Collected data:
═══

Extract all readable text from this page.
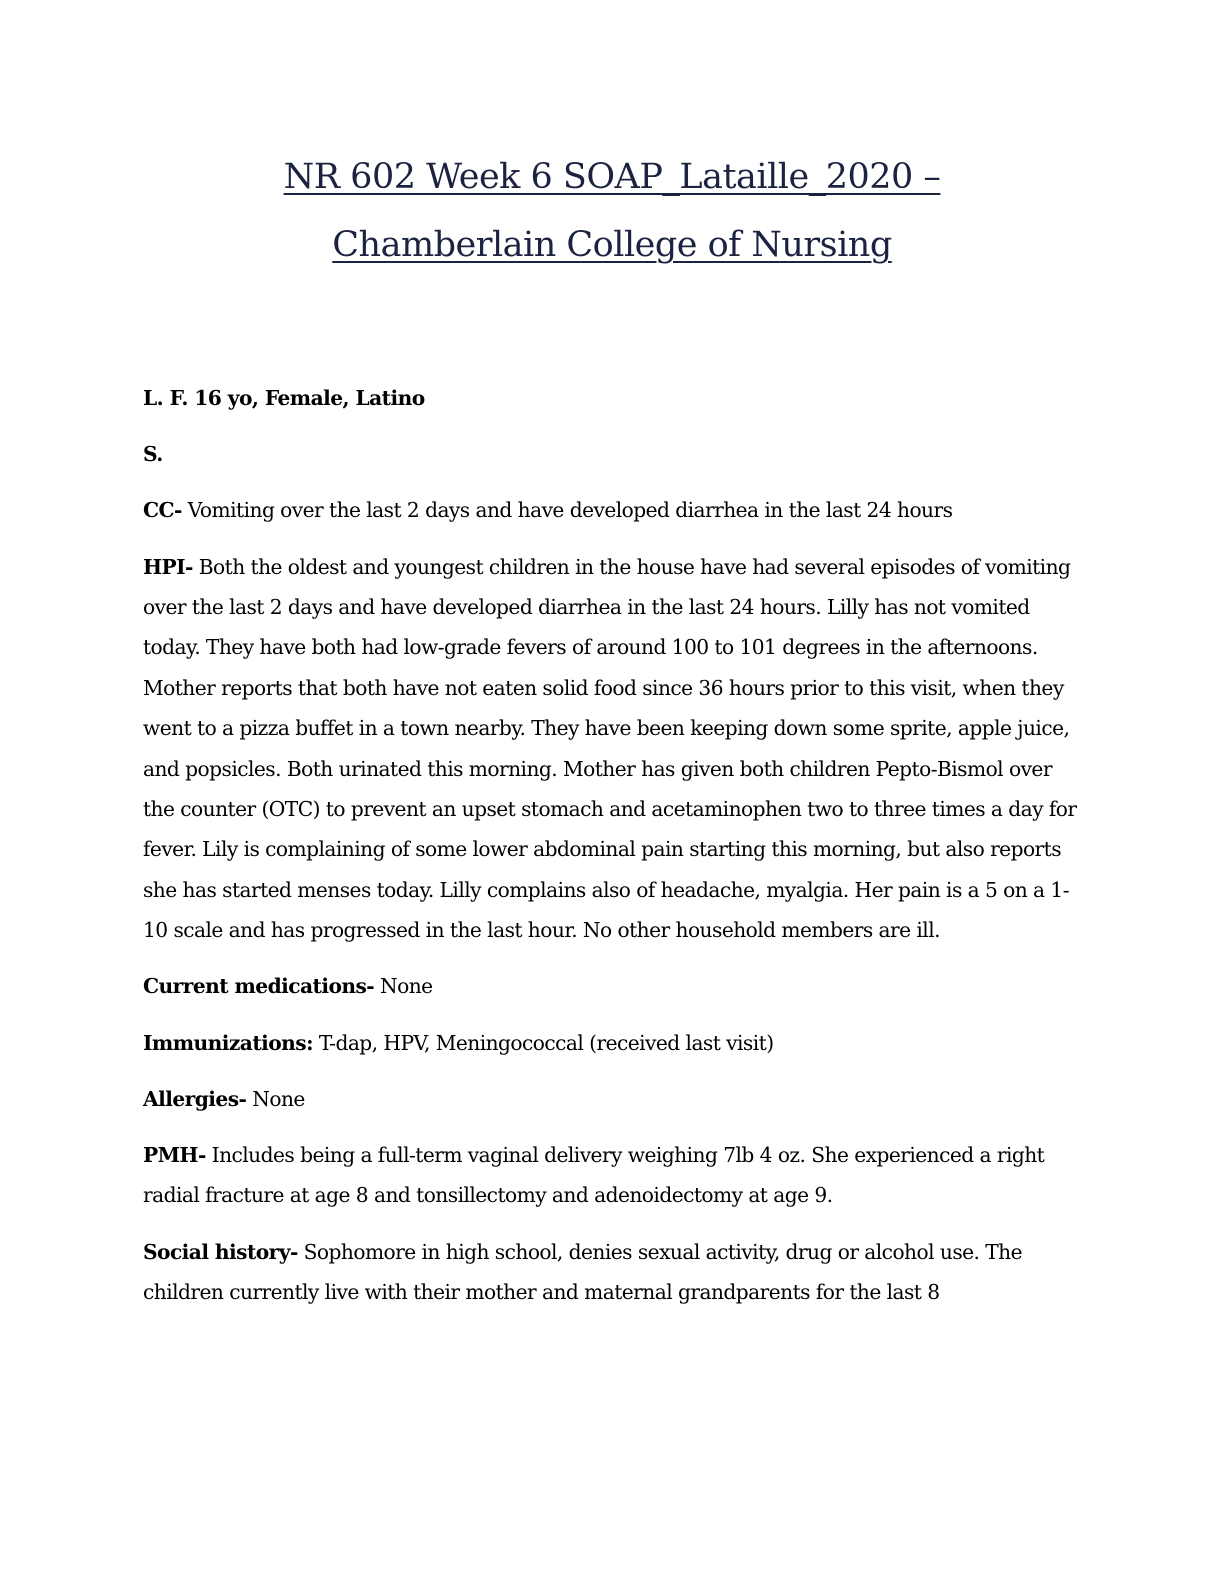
NR 602 Week 6 SOAP_Lataille_2020 –
Chamberlain College of Nursing

L. F. 16 yo, Female, Latino

S.

CC- Vomiting over the last 2 days and have developed diarrhea in the last 24 hours

HPI- Both the oldest and youngest children in the house have had several episodes of vomiting over the last 2 days and have developed diarrhea in the last 24 hours. Lilly has not vomited today. They have both had low-grade fevers of around 100 to 101 degrees in the afternoons. Mother reports that both have not eaten solid food since 36 hours prior to this visit, when they went to a pizza buffet in a town nearby. They have been keeping down some sprite, apple juice, and popsicles. Both urinated this morning. Mother has given both children Pepto-Bismol over the counter (OTC) to prevent an upset stomach and acetaminophen two to three times a day for fever. Lily is complaining of some lower abdominal pain starting this morning, but also reports she has started menses today. Lilly complains also of headache, myalgia. Her pain is a 5 on a 1-10 scale and has progressed in the last hour. No other household members are ill.

Current medications- None

Immunizations: T-dap, HPV, Meningococcal (received last visit)

Allergies- None

PMH- Includes being a full-term vaginal delivery weighing 7lb 4 oz. She experienced a right radial fracture at age 8 and tonsillectomy and adenoidectomy at age 9.

Social history- Sophomore in high school, denies sexual activity, drug or alcohol use. The children currently live with their mother and maternal grandparents for the last 8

═══

*DO THIS*
Search the data for "None". Copy every line that has it.

*RESPONSE TO THE TASK*
Current medications- None
Allergies- None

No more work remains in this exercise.